▸ SET TASK
Identify all lines in the listing that include the word "总质量为", and copy them out.

▸ EXERCISE MATERIAL
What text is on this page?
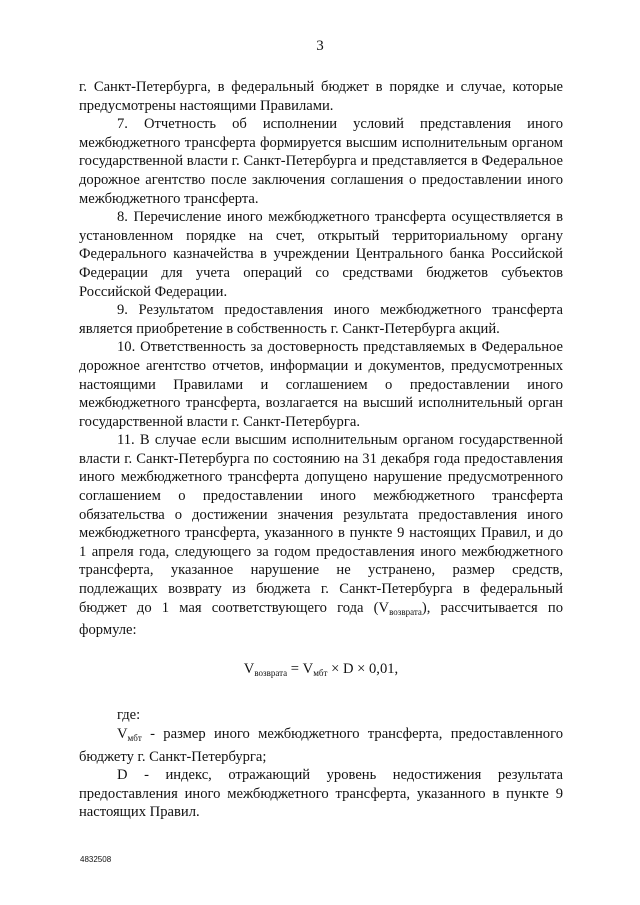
3

г. Санкт-Петербурга, в федеральный бюджет в порядке и случае, которые предусмотрены настоящими Правилами.

7. Отчетность об исполнении условий представления иного межбюджетного трансферта формируется высшим исполнительным органом государственной власти г. Санкт-Петербурга и представляется в Федеральное дорожное агентство после заключения соглашения о предоставлении иного межбюджетного трансферта.

8. Перечисление иного межбюджетного трансферта осуществляется в установленном порядке на счет, открытый территориальному органу Федерального казначейства в учреждении Центрального банка Российской Федерации для учета операций со средствами бюджетов субъектов Российской Федерации.

9. Результатом предоставления иного межбюджетного трансферта является приобретение в собственность г. Санкт-Петербурга акций.

10. Ответственность за достоверность представляемых в Федеральное дорожное агентство отчетов, информации и документов, предусмотренных настоящими Правилами и соглашением о предоставлении иного межбюджетного трансферта, возлагается на высший исполнительный орган государственной власти г. Санкт-Петербурга.

11. В случае если высшим исполнительным органом государственной власти г. Санкт-Петербурга по состоянию на 31 декабря года предоставления иного межбюджетного трансферта допущено нарушение предусмотренного соглашением о предоставлении иного межбюджетного трансферта обязательства о достижении значения результата предоставления иного межбюджетного трансферта, указанного в пункте 9 настоящих Правил, и до 1 апреля года, следующего за годом предоставления иного межбюджетного трансферта, указанное нарушение не устранено, размер средств, подлежащих возврату из бюджета г. Санкт-Петербурга в федеральный бюджет до 1 мая соответствующего года $(V_{возврата})$, рассчитывается по формуле:

$V_{возврата} = V_{мбт} \times D \times 0,01$,

где:

$V_{мбт}$ - размер иного межбюджетного трансферта, предоставленного бюджету г. Санкт-Петербурга;

D - индекс, отражающий уровень недостижения результата предоставления иного межбюджетного трансферта, указанного в пункте 9 настоящих Правил.

4832508
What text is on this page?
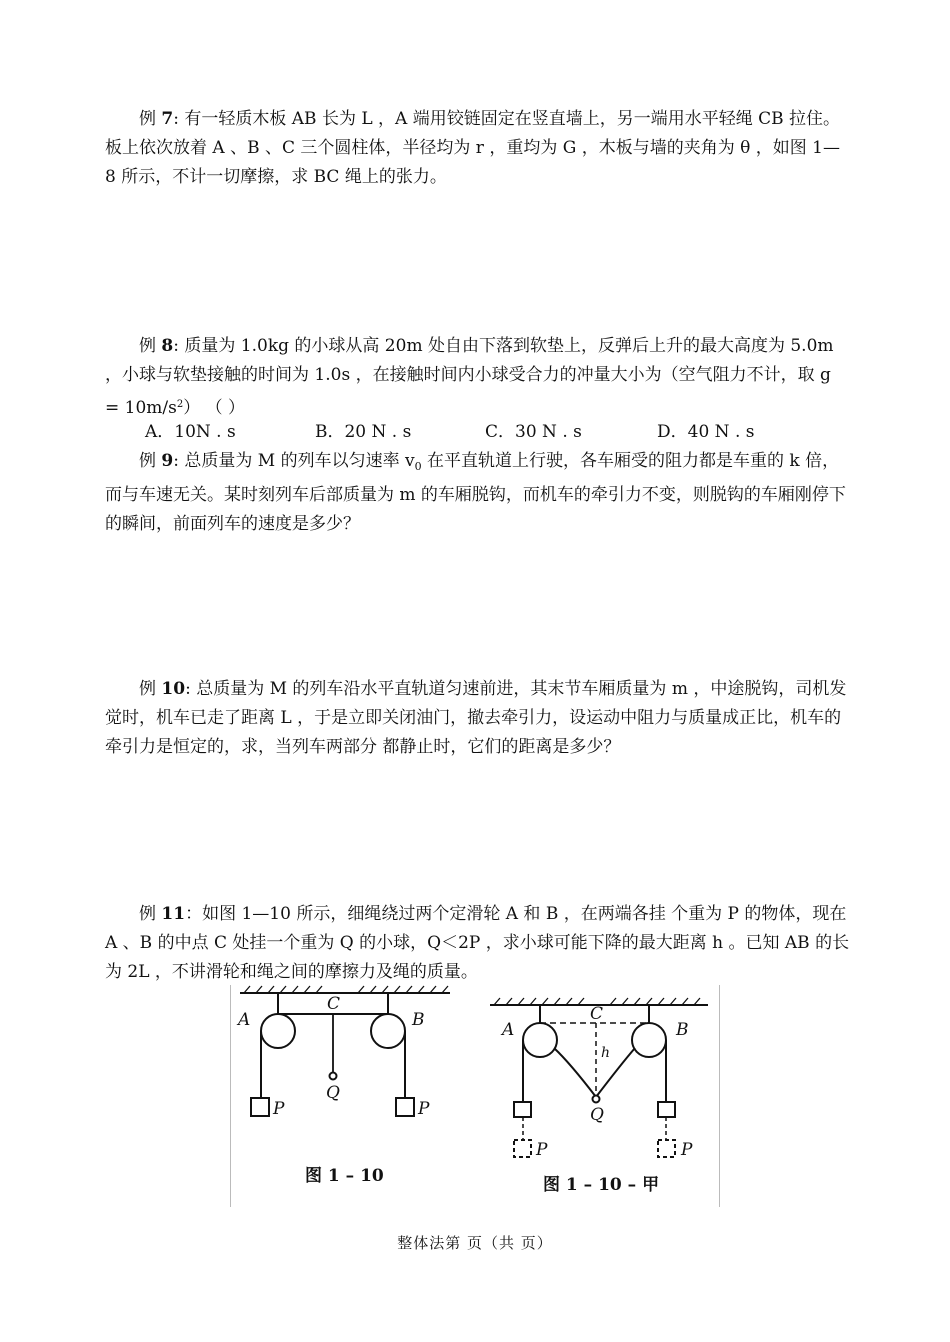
例 7: 有一轻质木板 AB 长为 L ，A 端用铰链固定在竖直墙上，另一端用水平轻绳 CB 拉住。板上依次放着 A 、B 、C 三个圆柱体，半径均为 r ，重均为 G ，木板与墙的夹角为 θ ，如图 1—8 所示，不计一切摩擦，求 BC 绳上的张力。

例 8: 质量为 1.0kg 的小球从高 20m 处自由下落到软垫上，反弹后上升的最大高度为 5.0m ，小球与软垫接触的时间为 1.0s ，在接触时间内小球受合力的冲量大小为（空气阻力不计，取 $g = 10m/s^2$） （ ）

A．10N . s	B．20 N . s	C．30 N . s	D．40 N . s

例 9: 总质量为 M 的列车以匀速率 $v_0$ 在平直轨道上行驶，各车厢受的阻力都是车重的 k 倍，而与车速无关。某时刻列车后部质量为 m 的车厢脱钩，而机车的牵引力不变，则脱钩的车厢刚停下的瞬间，前面列车的速度是多少？

例 10: 总质量为 M 的列车沿水平直轨道匀速前进，其末节车厢质量为 m ，中途脱钩，司机发觉时，机车已走了距离 L ，于是立即关闭油门，撤去牵引力，设运动中阻力与质量成正比，机车的牵引力是恒定的，求，当列车两部分 都静止时，它们的距离是多少？

例 11：如图 1—10 所示，细绳绕过两个定滑轮 A 和 B ，在两端各挂 个重为 P 的物体，现在 A 、B 的中点 C 处挂一个重为 Q 的小球，Q＜2P ，求小球可能下降的最大距离 h 。已知 AB 的长为 2L ，不讲滑轮和绳之间的摩擦力及绳的质量。

A	B
C
Q
P	P
图 1 – 10
A	B
C
h
Q
P	P
图 1 – 10 – 甲
整体法第 页（共 页）
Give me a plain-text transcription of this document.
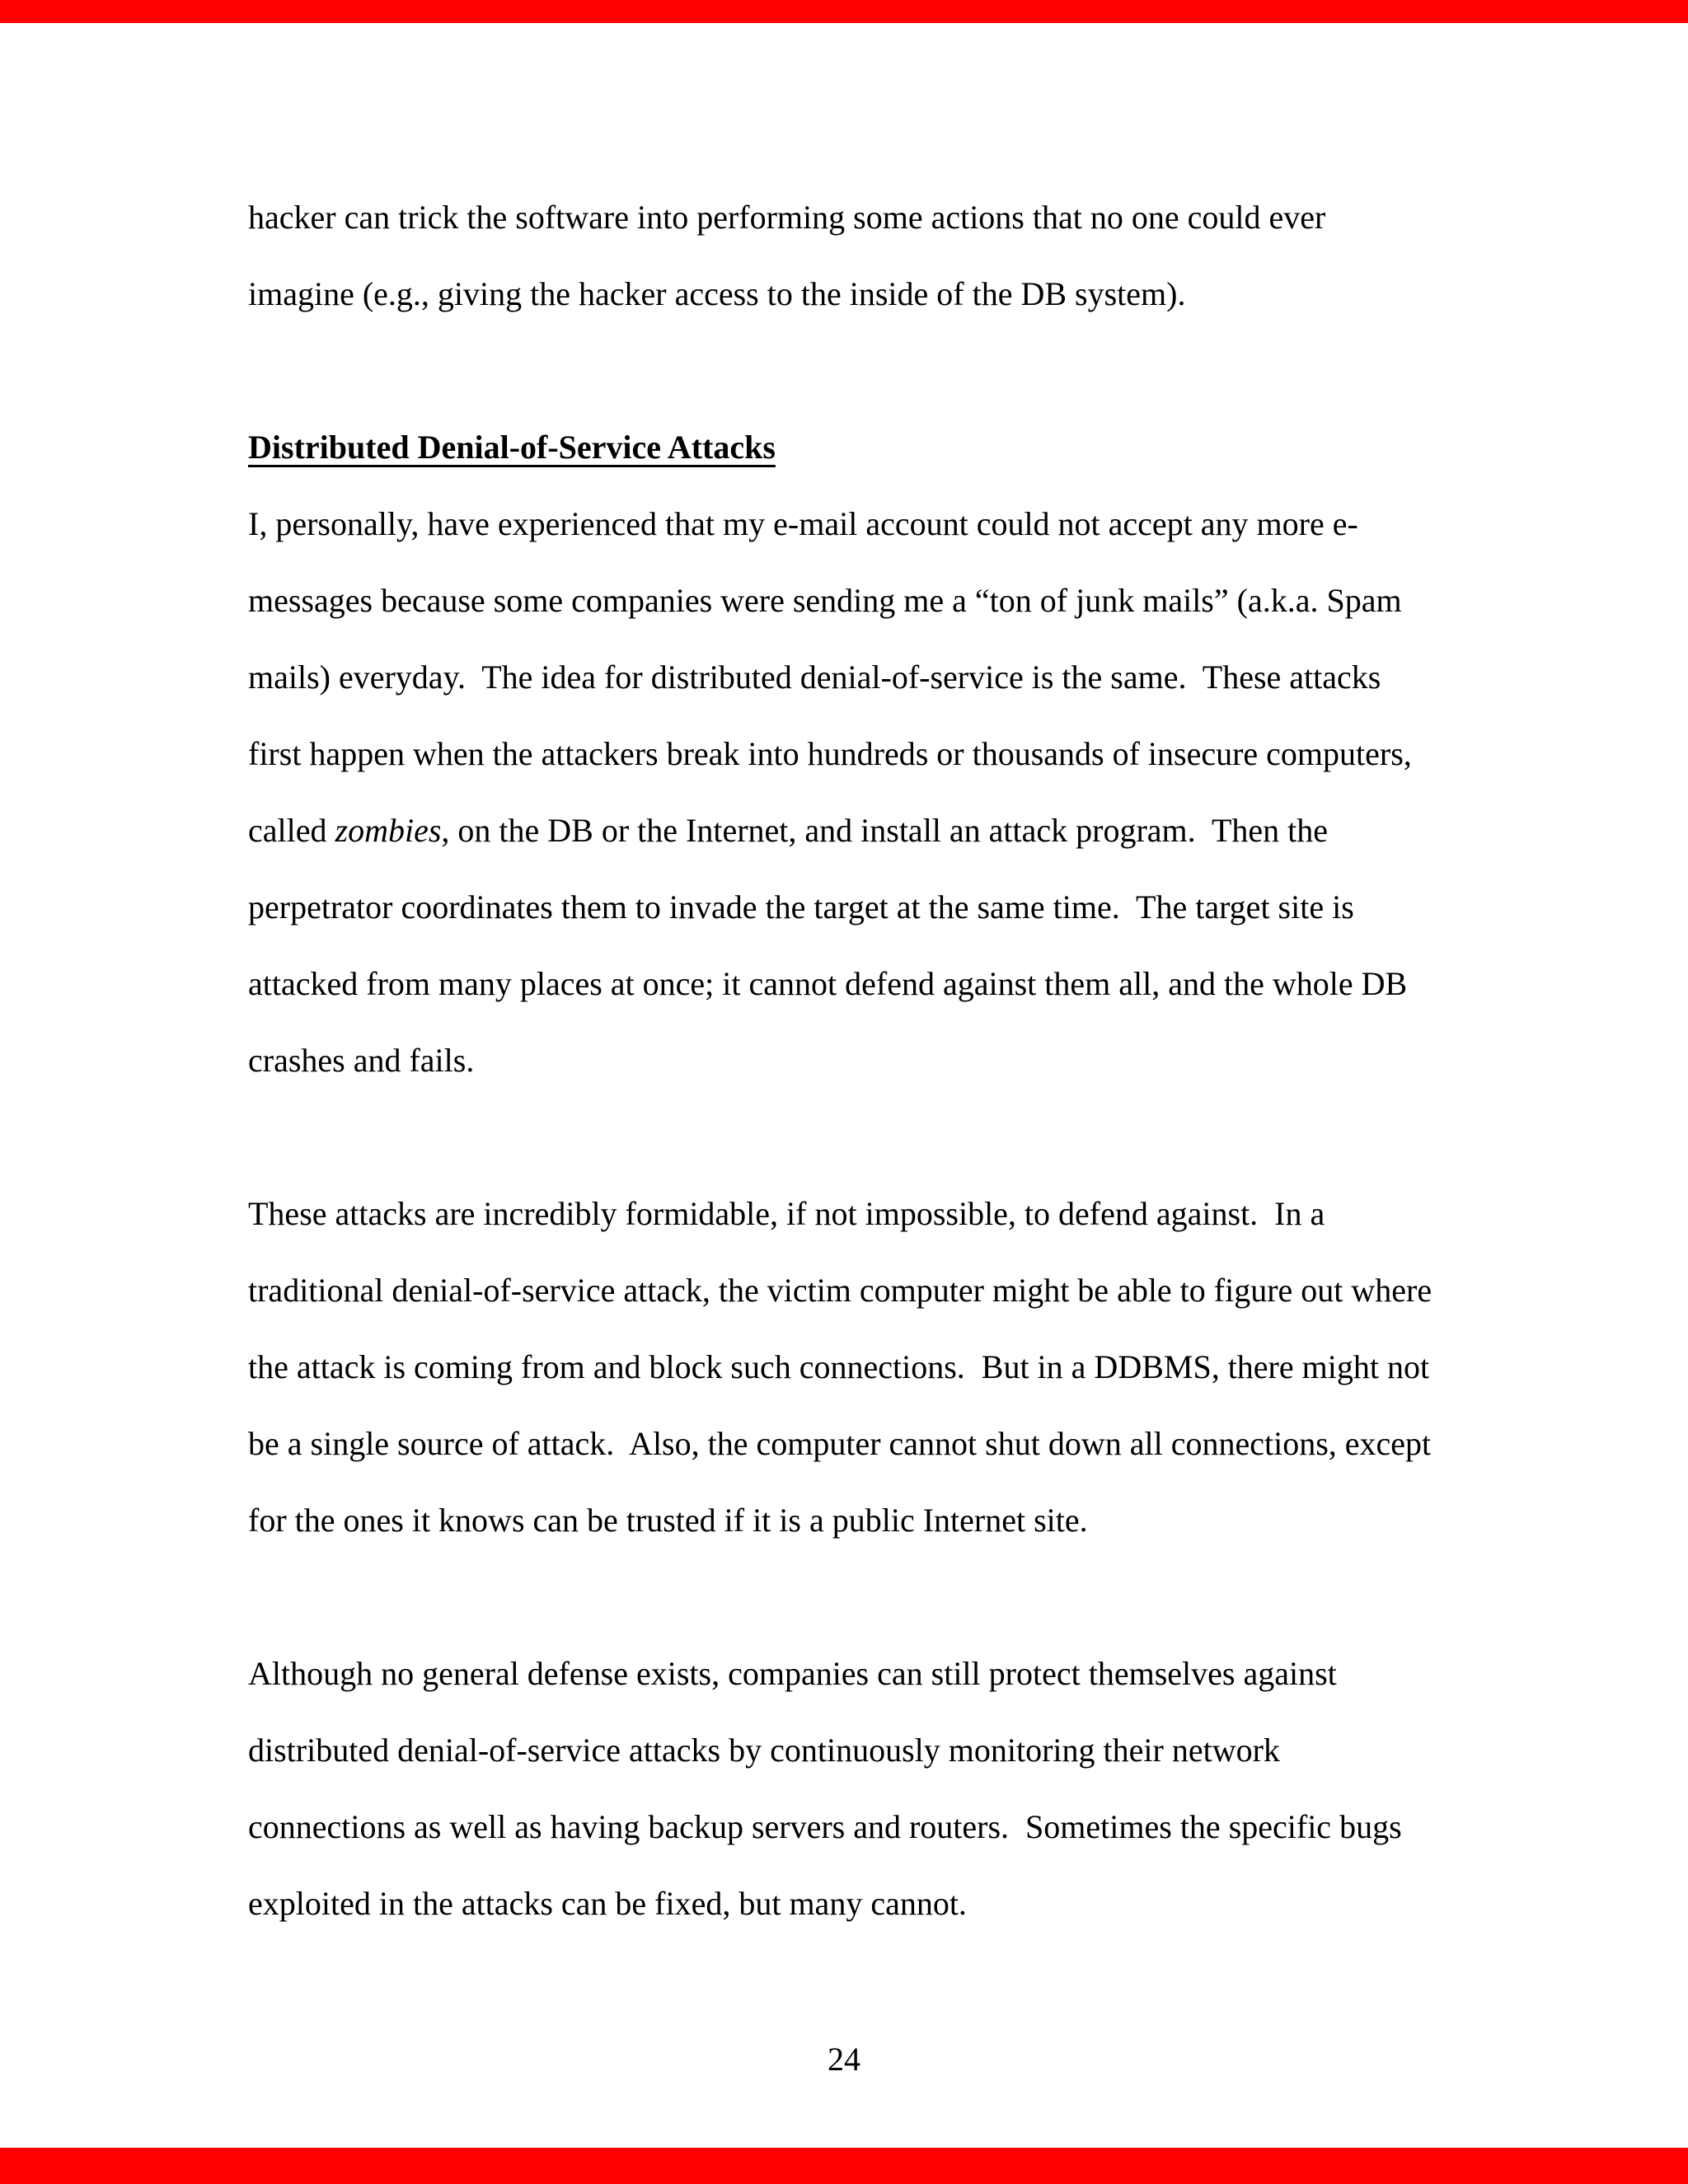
hacker can trick the software into performing some actions that no one could ever
imagine (e.g., giving the hacker access to the inside of the DB system).
Distributed Denial-of-Service Attacks
I, personally, have experienced that my e-mail account could not accept any more e-
messages because some companies were sending me a “ton of junk mails” (a.k.a. Spam
mails) everyday.  The idea for distributed denial-of-service is the same.  These attacks
first happen when the attackers break into hundreds or thousands of insecure computers,
called zombies, on the DB or the Internet, and install an attack program.  Then the
perpetrator coordinates them to invade the target at the same time.  The target site is
attacked from many places at once; it cannot defend against them all, and the whole DB
crashes and fails.
These attacks are incredibly formidable, if not impossible, to defend against.  In a
traditional denial-of-service attack, the victim computer might be able to figure out where
the attack is coming from and block such connections.  But in a DDBMS, there might not
be a single source of attack.  Also, the computer cannot shut down all connections, except
for the ones it knows can be trusted if it is a public Internet site.
Although no general defense exists, companies can still protect themselves against
distributed denial-of-service attacks by continuously monitoring their network
connections as well as having backup servers and routers.  Sometimes the specific bugs
exploited in the attacks can be fixed, but many cannot.
24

▸ WRITTEN ANSWER
例 9: 总质量为 M 的列车以匀速率 $v_0$ 在平直轨道上行驶，各车厢受的阻力都是车重的 k 倍，而与车速无关。某时刻列车后部质量为 m 的车厢脱钩，而机车的牵引力不变，则脱钩的车厢刚停下的瞬间，前面列车的速度是多少？
例 10: 总质量为 M 的列车沿水平直轨道匀速前进，其末节车厢质量为 m ，中途脱钩，司机发觉时，机车已走了距离 L ，于是立即关闭油门，撤去牵引力，设运动中阻力与质量成正比，机车的牵引力是恒定的，求，当列车两部分 都静止时，它们的距离是多少？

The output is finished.